### Data supplied
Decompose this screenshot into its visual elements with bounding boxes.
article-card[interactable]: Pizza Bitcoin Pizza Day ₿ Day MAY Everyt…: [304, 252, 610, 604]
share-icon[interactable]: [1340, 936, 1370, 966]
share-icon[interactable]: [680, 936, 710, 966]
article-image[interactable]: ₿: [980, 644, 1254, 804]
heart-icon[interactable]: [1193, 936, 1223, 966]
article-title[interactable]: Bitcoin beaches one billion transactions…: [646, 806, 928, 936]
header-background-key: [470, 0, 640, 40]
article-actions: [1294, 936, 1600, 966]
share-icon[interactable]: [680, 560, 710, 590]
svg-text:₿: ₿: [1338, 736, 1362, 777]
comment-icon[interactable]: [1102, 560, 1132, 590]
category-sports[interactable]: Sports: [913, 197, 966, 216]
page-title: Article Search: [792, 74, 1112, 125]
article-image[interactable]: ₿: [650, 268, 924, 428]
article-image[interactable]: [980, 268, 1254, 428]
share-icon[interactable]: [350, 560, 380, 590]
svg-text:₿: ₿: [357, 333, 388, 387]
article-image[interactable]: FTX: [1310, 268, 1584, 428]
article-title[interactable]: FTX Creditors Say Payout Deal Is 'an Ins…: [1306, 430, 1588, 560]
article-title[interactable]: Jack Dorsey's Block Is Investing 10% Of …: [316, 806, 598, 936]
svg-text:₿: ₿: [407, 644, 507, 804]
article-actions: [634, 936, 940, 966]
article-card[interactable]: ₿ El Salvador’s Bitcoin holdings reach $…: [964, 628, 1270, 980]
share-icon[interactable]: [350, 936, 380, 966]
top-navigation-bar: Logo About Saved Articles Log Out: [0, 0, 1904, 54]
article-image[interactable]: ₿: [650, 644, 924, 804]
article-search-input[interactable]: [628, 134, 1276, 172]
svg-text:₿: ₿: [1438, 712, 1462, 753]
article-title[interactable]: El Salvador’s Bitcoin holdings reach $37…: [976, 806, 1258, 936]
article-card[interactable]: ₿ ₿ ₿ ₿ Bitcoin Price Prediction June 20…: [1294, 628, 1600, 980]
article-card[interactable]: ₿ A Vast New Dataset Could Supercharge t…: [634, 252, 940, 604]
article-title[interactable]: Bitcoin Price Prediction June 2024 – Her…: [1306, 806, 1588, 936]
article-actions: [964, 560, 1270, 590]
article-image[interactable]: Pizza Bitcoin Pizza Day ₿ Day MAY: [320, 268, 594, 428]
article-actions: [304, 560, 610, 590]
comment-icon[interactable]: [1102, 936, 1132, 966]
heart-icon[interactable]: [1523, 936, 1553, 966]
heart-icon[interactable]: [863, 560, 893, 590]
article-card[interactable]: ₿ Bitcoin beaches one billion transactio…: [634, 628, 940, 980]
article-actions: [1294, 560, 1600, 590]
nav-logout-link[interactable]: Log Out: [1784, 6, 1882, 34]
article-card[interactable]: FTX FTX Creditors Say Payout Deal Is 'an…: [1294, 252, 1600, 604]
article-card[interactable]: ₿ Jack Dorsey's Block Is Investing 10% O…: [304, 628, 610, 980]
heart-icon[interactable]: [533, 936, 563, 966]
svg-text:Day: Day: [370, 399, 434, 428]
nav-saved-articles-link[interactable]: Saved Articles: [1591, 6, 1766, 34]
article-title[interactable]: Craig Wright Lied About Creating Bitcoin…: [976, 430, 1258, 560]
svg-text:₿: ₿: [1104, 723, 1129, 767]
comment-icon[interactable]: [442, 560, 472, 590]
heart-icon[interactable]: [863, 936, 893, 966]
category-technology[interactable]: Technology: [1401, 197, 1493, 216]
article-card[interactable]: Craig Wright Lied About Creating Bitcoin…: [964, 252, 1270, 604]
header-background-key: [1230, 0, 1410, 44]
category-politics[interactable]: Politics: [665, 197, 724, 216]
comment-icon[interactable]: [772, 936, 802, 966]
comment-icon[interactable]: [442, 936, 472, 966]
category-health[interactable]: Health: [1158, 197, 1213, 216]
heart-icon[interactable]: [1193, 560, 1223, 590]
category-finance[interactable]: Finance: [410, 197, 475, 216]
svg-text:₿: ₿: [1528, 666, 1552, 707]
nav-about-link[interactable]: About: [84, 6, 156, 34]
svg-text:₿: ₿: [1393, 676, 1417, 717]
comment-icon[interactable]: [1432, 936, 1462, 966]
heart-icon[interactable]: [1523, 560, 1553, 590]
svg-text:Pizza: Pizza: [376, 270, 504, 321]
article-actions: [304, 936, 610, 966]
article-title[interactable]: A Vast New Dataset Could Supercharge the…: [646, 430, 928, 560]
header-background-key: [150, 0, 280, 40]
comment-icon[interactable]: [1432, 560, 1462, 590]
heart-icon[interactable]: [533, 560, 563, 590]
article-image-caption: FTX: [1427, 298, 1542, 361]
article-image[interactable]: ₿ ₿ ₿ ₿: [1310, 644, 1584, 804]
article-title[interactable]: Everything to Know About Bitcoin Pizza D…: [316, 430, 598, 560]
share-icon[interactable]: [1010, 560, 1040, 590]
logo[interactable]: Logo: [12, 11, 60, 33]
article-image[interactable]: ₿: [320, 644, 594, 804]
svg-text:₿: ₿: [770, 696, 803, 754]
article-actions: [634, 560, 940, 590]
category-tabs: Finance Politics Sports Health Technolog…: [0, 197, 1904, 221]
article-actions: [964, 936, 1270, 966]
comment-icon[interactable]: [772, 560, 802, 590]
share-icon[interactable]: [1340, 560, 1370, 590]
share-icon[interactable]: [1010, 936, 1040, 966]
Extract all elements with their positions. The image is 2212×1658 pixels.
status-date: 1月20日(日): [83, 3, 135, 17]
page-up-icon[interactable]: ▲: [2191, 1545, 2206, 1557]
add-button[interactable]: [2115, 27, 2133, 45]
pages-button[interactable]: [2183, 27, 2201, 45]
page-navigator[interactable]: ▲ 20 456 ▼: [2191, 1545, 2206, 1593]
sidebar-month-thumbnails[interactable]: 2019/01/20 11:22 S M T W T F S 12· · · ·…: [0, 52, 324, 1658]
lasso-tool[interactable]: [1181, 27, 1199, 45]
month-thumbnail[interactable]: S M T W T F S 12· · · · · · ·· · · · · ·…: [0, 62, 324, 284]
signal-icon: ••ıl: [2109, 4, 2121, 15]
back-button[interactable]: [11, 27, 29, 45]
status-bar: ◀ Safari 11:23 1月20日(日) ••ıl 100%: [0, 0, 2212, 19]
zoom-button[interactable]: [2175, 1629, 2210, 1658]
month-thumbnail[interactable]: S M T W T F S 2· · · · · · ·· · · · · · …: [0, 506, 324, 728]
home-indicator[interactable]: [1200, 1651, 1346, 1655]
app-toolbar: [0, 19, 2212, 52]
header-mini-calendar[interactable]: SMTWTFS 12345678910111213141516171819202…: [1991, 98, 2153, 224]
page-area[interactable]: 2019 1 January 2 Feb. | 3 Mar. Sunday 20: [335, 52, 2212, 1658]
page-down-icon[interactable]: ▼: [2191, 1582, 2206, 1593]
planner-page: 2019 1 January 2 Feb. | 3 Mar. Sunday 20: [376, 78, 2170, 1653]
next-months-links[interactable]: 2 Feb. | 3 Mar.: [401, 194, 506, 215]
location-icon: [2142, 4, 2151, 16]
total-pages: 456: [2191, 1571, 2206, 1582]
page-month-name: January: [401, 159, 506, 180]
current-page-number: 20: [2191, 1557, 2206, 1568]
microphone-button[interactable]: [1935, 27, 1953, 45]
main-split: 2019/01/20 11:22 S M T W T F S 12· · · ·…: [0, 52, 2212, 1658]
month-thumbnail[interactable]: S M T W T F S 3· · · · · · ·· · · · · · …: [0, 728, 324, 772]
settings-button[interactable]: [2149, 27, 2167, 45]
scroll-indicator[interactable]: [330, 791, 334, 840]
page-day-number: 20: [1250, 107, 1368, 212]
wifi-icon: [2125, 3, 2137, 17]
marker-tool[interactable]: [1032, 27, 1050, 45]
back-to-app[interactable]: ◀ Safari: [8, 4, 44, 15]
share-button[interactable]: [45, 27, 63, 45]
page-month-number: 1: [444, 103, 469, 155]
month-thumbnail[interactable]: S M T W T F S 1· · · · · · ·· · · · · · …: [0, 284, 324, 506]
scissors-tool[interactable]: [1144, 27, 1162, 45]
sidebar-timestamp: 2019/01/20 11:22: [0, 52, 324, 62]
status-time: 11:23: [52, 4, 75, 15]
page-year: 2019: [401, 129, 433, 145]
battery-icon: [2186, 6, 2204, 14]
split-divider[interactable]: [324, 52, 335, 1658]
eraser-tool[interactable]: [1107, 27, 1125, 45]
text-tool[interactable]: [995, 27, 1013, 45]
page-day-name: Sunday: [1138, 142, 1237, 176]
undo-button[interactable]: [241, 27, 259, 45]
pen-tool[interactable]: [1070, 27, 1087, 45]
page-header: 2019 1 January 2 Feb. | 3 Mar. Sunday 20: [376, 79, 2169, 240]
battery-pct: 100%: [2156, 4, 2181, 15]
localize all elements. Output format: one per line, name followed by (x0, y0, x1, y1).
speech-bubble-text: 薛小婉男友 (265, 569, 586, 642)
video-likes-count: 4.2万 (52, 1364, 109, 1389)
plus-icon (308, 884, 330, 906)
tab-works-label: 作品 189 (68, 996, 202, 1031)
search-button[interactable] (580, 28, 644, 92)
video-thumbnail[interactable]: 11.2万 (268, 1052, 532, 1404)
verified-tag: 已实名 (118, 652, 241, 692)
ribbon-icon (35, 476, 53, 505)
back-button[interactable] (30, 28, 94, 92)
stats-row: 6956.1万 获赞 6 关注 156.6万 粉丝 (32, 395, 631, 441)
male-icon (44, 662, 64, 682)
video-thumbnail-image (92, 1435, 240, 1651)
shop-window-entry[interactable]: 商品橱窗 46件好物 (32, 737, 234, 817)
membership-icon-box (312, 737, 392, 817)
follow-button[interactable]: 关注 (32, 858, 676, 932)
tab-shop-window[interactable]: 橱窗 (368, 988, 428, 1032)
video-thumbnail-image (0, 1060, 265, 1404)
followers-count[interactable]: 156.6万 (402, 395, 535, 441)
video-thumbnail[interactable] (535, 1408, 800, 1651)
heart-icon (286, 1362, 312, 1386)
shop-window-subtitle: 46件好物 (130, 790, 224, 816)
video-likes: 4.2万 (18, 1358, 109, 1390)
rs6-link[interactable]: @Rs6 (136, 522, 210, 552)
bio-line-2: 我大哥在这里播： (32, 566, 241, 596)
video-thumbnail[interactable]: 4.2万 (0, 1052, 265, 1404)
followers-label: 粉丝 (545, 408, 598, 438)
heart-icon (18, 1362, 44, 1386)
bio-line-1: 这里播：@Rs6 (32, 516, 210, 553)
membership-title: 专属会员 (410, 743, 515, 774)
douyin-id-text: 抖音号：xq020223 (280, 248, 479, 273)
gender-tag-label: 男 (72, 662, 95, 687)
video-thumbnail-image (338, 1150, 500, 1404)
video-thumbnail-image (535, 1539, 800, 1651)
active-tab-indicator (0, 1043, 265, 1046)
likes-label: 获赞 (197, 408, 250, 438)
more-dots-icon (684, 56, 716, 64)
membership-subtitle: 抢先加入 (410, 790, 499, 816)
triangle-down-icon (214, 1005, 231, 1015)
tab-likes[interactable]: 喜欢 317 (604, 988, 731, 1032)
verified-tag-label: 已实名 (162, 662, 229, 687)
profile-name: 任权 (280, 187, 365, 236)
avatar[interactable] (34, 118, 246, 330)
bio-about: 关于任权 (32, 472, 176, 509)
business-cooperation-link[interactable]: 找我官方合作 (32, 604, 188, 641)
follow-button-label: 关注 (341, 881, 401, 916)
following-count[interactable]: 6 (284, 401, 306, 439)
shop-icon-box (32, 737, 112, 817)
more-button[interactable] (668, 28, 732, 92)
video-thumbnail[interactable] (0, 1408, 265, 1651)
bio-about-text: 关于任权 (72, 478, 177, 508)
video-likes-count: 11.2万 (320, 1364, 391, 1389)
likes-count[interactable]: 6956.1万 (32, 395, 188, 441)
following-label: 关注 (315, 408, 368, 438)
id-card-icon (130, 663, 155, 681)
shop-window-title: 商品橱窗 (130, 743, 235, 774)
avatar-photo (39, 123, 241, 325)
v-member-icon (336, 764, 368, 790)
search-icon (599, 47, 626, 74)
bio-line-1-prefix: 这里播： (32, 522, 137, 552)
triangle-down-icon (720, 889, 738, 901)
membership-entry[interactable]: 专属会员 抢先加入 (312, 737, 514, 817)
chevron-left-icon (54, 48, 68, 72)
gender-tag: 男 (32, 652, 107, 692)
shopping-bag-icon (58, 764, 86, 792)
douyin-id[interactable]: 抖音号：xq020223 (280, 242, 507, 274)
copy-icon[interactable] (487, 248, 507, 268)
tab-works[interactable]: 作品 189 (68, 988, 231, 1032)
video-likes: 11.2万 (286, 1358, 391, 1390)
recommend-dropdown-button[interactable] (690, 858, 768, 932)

### Instruction
Reproduce the items from the start through the line containing "article-card[interactable]: ₿ El", changing "share-icon" to "share-button" and leaving everything else unchanged.

### Task output
Decompose this screenshot into its visual elements with bounding boxes.
article-card[interactable]: Pizza Bitcoin Pizza Day ₿ Day MAY Everyt…: [304, 252, 610, 604]
share-button[interactable]: [1340, 936, 1370, 966]
share-button[interactable]: [680, 936, 710, 966]
article-image[interactable]: ₿: [980, 644, 1254, 804]
heart-icon[interactable]: [1193, 936, 1223, 966]
article-title[interactable]: Bitcoin beaches one billion transactions…: [646, 806, 928, 936]
header-background-key: [470, 0, 640, 40]
article-actions: [1294, 936, 1600, 966]
share-button[interactable]: [680, 560, 710, 590]
svg-text:₿: ₿: [1338, 736, 1362, 777]
comment-icon[interactable]: [1102, 560, 1132, 590]
category-sports[interactable]: Sports: [913, 197, 966, 216]
page-title: Article Search: [792, 74, 1112, 125]
article-image[interactable]: ₿: [650, 268, 924, 428]
article-image[interactable]: [980, 268, 1254, 428]
share-button[interactable]: [350, 560, 380, 590]
svg-text:₿: ₿: [357, 333, 388, 387]
article-image[interactable]: FTX: [1310, 268, 1584, 428]
article-title[interactable]: FTX Creditors Say Payout Deal Is 'an Ins…: [1306, 430, 1588, 560]
article-title[interactable]: Jack Dorsey's Block Is Investing 10% Of …: [316, 806, 598, 936]
svg-text:₿: ₿: [407, 644, 507, 804]
article-actions: [634, 936, 940, 966]
article-card[interactable]: ₿ El Salvador’s Bitcoin holdings reach $…: [964, 628, 1270, 980]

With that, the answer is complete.